Aim :: Find every line in the records below that contains the word "marker", and copy each such line.

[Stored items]
------------------------------
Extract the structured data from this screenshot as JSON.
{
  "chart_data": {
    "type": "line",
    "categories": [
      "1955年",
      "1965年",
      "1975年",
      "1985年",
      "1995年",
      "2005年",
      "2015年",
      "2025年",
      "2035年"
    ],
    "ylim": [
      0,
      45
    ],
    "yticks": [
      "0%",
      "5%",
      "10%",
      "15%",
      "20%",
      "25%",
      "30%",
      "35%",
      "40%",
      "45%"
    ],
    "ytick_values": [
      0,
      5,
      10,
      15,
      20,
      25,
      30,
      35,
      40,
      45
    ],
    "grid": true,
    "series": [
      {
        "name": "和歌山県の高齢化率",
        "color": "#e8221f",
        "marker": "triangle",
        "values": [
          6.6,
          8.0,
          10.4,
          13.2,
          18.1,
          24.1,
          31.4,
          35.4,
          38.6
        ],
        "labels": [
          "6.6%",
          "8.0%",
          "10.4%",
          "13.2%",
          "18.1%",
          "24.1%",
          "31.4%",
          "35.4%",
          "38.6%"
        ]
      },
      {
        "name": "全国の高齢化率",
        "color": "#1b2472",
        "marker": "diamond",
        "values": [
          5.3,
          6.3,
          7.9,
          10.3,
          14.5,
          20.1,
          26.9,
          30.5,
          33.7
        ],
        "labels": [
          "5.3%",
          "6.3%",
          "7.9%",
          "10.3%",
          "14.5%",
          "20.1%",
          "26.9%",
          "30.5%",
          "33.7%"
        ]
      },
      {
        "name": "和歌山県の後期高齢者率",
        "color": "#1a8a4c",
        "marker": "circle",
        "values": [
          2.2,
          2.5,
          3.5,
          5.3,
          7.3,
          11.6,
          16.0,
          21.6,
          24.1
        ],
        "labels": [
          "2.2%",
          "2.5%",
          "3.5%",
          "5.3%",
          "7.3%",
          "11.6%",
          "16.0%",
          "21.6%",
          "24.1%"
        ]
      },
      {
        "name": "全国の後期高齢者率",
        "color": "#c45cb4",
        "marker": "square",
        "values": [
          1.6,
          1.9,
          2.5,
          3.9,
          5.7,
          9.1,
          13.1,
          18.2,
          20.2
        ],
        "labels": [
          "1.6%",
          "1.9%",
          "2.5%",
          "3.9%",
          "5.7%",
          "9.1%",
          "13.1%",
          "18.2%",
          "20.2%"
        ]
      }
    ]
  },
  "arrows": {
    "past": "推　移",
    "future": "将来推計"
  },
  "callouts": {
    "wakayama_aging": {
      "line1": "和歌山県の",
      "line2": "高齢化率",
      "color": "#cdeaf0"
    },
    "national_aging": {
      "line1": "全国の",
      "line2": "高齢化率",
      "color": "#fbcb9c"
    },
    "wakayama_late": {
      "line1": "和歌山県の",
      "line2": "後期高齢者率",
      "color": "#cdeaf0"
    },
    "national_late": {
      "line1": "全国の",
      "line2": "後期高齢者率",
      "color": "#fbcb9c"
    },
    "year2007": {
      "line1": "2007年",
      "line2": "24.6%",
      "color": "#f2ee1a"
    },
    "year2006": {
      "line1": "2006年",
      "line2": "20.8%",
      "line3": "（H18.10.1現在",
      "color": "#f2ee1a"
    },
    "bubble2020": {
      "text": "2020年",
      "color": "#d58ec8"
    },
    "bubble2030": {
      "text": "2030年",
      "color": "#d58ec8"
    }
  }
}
------------------------------
Correct result ::
        "marker": "triangle",
        "marker": "diamond",
        "marker": "circle",
        "marker": "square",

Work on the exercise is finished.